» SUPPLIED DATA:
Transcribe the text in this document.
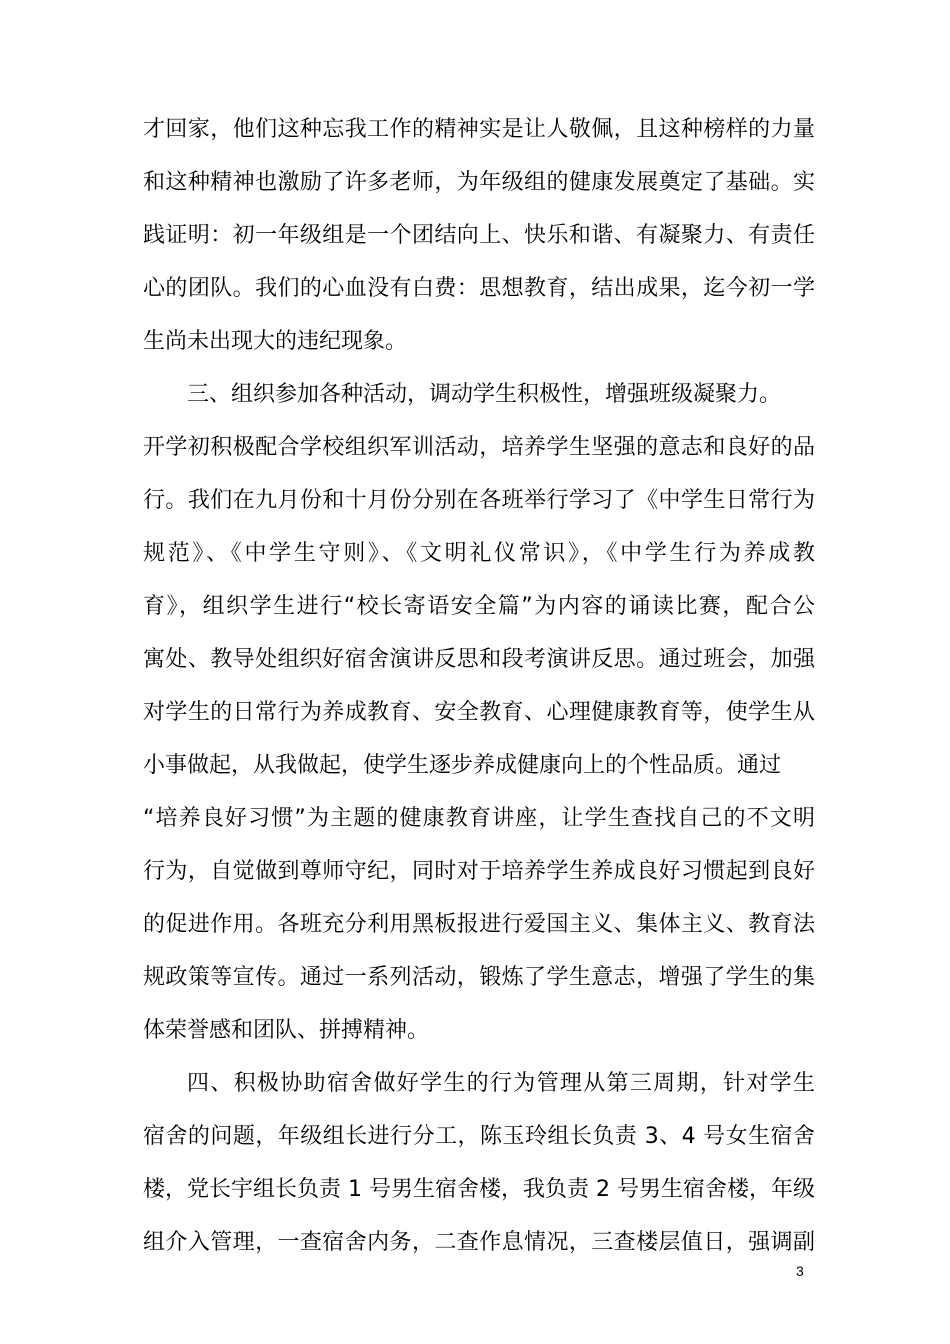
才回家，他们这种忘我工作的精神实是让人敬佩，且这种榜样的力量
和这种精神也激励了许多老师，为年级组的健康发展奠定了基础。实
践证明：初一年级组是一个团结向上、快乐和谐、有凝聚力、有责任
心的团队。我们的心血没有白费：思想教育，结出成果，迄今初一学
生尚未出现大的违纪现象。
三、组织参加各种活动，调动学生积极性，增强班级凝聚力。
开学初积极配合学校组织军训活动，培养学生坚强的意志和良好的品
行。我们在九月份和十月份分别在各班举行学习了《中学生日常行为
规范》、《中学生守则》、《文明礼仪常识》，《中学生行为养成教
育》，组织学生进行“校长寄语安全篇”为内容的诵读比赛，配合公
寓处、教导处组织好宿舍演讲反思和段考演讲反思。通过班会，加强
对学生的日常行为养成教育、安全教育、心理健康教育等，使学生从
小事做起，从我做起，使学生逐步养成健康向上的个性品质。通过
“培养良好习惯”为主题的健康教育讲座，让学生查找自己的不文明
行为，自觉做到尊师守纪，同时对于培养学生养成良好习惯起到良好
的促进作用。各班充分利用黑板报进行爱国主义、集体主义、教育法
规政策等宣传。通过一系列活动，锻炼了学生意志，增强了学生的集
体荣誉感和团队、拼搏精神。
四、积极协助宿舍做好学生的行为管理从第三周期，针对学生
宿舍的问题，年级组长进行分工，陈玉玲组长负责 3、4 号女生宿舍
楼，党长宇组长负责 1 号男生宿舍楼，我负责 2 号男生宿舍楼，年级
组介入管理，一查宿舍内务，二查作息情况，三查楼层值日，强调副
3
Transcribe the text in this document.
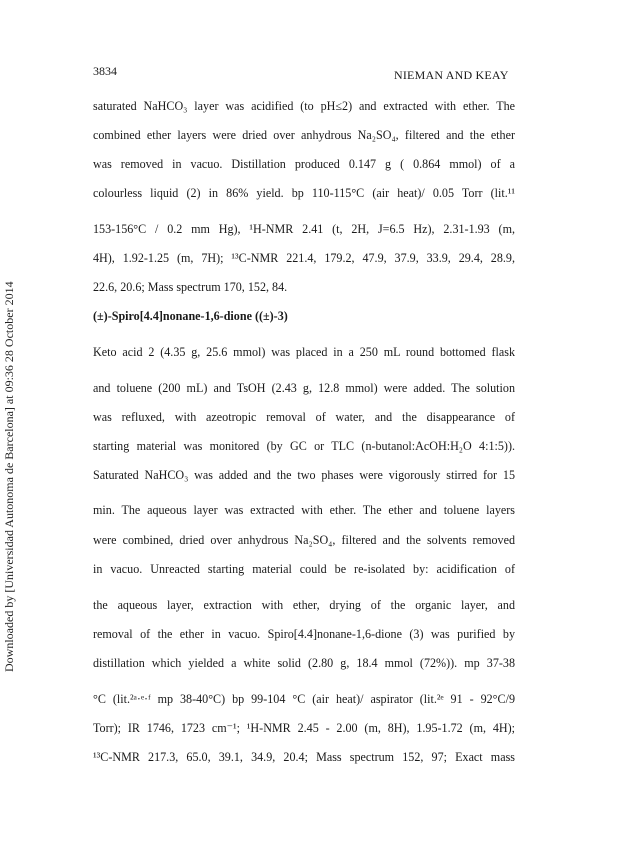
3834	NIEMAN AND KEAY
Downloaded by [Universidad Autonoma de Barcelona] at 09:36 28 October 2014
saturated NaHCO₃ layer was acidified (to pH≤2) and extracted with ether. The
combined ether layers were dried over anhydrous Na₂SO₄, filtered and the ether
was removed in vacuo. Distillation produced 0.147 g ( 0.864 mmol) of a
colourless liquid (2) in 86% yield. bp 110-115°C (air heat)/ 0.05 Torr (lit.¹¹
153-156°C / 0.2 mm Hg), ¹H-NMR 2.41 (t, 2H, J=6.5 Hz), 2.31-1.93 (m,
4H), 1.92-1.25 (m, 7H); ¹³C-NMR 221.4, 179.2, 47.9, 37.9, 33.9, 29.4, 28.9,
22.6, 20.6; Mass spectrum 170, 152, 84.
(±)-Spiro[4.4]nonane-1,6-dione ((±)-3)
Keto acid 2 (4.35 g, 25.6 mmol) was placed in a 250 mL round bottomed flask
and toluene (200 mL) and TsOH (2.43 g, 12.8 mmol) were added. The solution
was refluxed, with azeotropic removal of water, and the disappearance of
starting material was monitored (by GC or TLC (n-butanol:AcOH:H₂O 4:1:5)).
Saturated NaHCO₃ was added and the two phases were vigorously stirred for 15
min. The aqueous layer was extracted with ether. The ether and toluene layers
were combined, dried over anhydrous Na₂SO₄, filtered and the solvents removed
in vacuo. Unreacted starting material could be re-isolated by: acidification of
the aqueous layer, extraction with ether, drying of the organic layer, and
removal of the ether in vacuo. Spiro[4.4]nonane-1,6-dione (3) was purified by
distillation which yielded a white solid (2.80 g, 18.4 mmol (72%)). mp 37-38
°C (lit.²ᵃ·ᵉ·ᶠ mp 38-40°C) bp 99-104 °C (air heat)/ aspirator (lit.²ᵉ 91 - 92°C/9
Torr); IR 1746, 1723 cm⁻¹; ¹H-NMR 2.45 - 2.00 (m, 8H), 1.95-1.72 (m, 4H);
¹³C-NMR 217.3, 65.0, 39.1, 34.9, 20.4; Mass spectrum 152, 97; Exact mass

» WHAT IS BEING ASKED:
Repeat the material above in full and exactly, omitting the pictures.

» SOLVED EXERCISE:
Transcribe the text in this document.
才回家，他们这种忘我工作的精神实是让人敬佩，且这种榜样的力量
和这种精神也激励了许多老师，为年级组的健康发展奠定了基础。实
践证明：初一年级组是一个团结向上、快乐和谐、有凝聚力、有责任
心的团队。我们的心血没有白费：思想教育，结出成果，迄今初一学
生尚未出现大的违纪现象。
三、组织参加各种活动，调动学生积极性，增强班级凝聚力。
开学初积极配合学校组织军训活动，培养学生坚强的意志和良好的品
行。我们在九月份和十月份分别在各班举行学习了《中学生日常行为
规范》、《中学生守则》、《文明礼仪常识》，《中学生行为养成教
育》，组织学生进行“校长寄语安全篇”为内容的诵读比赛，配合公
寓处、教导处组织好宿舍演讲反思和段考演讲反思。通过班会，加强
对学生的日常行为养成教育、安全教育、心理健康教育等，使学生从
小事做起，从我做起，使学生逐步养成健康向上的个性品质。通过
“培养良好习惯”为主题的健康教育讲座，让学生查找自己的不文明
行为，自觉做到尊师守纪，同时对于培养学生养成良好习惯起到良好
的促进作用。各班充分利用黑板报进行爱国主义、集体主义、教育法
规政策等宣传。通过一系列活动，锻炼了学生意志，增强了学生的集
体荣誉感和团队、拼搏精神。
四、积极协助宿舍做好学生的行为管理从第三周期，针对学生
宿舍的问题，年级组长进行分工，陈玉玲组长负责 3、4 号女生宿舍
楼，党长宇组长负责 1 号男生宿舍楼，我负责 2 号男生宿舍楼，年级
组介入管理，一查宿舍内务，二查作息情况，三查楼层值日，强调副
3
Transcribe the text in this document.
3834	NIEMAN AND KEAY
Downloaded by [Universidad Autonoma de Barcelona] at 09:36 28 October 2014
saturated NaHCO₃ layer was acidified (to pH≤2) and extracted with ether. The
combined ether layers were dried over anhydrous Na₂SO₄, filtered and the ether
was removed in vacuo. Distillation produced 0.147 g ( 0.864 mmol) of a
colourless liquid (2) in 86% yield. bp 110-115°C (air heat)/ 0.05 Torr (lit.¹¹
153-156°C / 0.2 mm Hg), ¹H-NMR 2.41 (t, 2H, J=6.5 Hz), 2.31-1.93 (m,
4H), 1.92-1.25 (m, 7H); ¹³C-NMR 221.4, 179.2, 47.9, 37.9, 33.9, 29.4, 28.9,
22.6, 20.6; Mass spectrum 170, 152, 84.
(±)-Spiro[4.4]nonane-1,6-dione ((±)-3)
Keto acid 2 (4.35 g, 25.6 mmol) was placed in a 250 mL round bottomed flask
and toluene (200 mL) and TsOH (2.43 g, 12.8 mmol) were added. The solution
was refluxed, with azeotropic removal of water, and the disappearance of
starting material was monitored (by GC or TLC (n-butanol:AcOH:H₂O 4:1:5)).
Saturated NaHCO₃ was added and the two phases were vigorously stirred for 15
min. The aqueous layer was extracted with ether. The ether and toluene layers
were combined, dried over anhydrous Na₂SO₄, filtered and the solvents removed
in vacuo. Unreacted starting material could be re-isolated by: acidification of
the aqueous layer, extraction with ether, drying of the organic layer, and
removal of the ether in vacuo. Spiro[4.4]nonane-1,6-dione (3) was purified by
distillation which yielded a white solid (2.80 g, 18.4 mmol (72%)). mp 37-38
°C (lit.²ᵃ·ᵉ·ᶠ mp 38-40°C) bp 99-104 °C (air heat)/ aspirator (lit.²ᵉ 91 - 92°C/9
Torr); IR 1746, 1723 cm⁻¹; ¹H-NMR 2.45 - 2.00 (m, 8H), 1.95-1.72 (m, 4H);
¹³C-NMR 217.3, 65.0, 39.1, 34.9, 20.4; Mass spectrum 152, 97; Exact mass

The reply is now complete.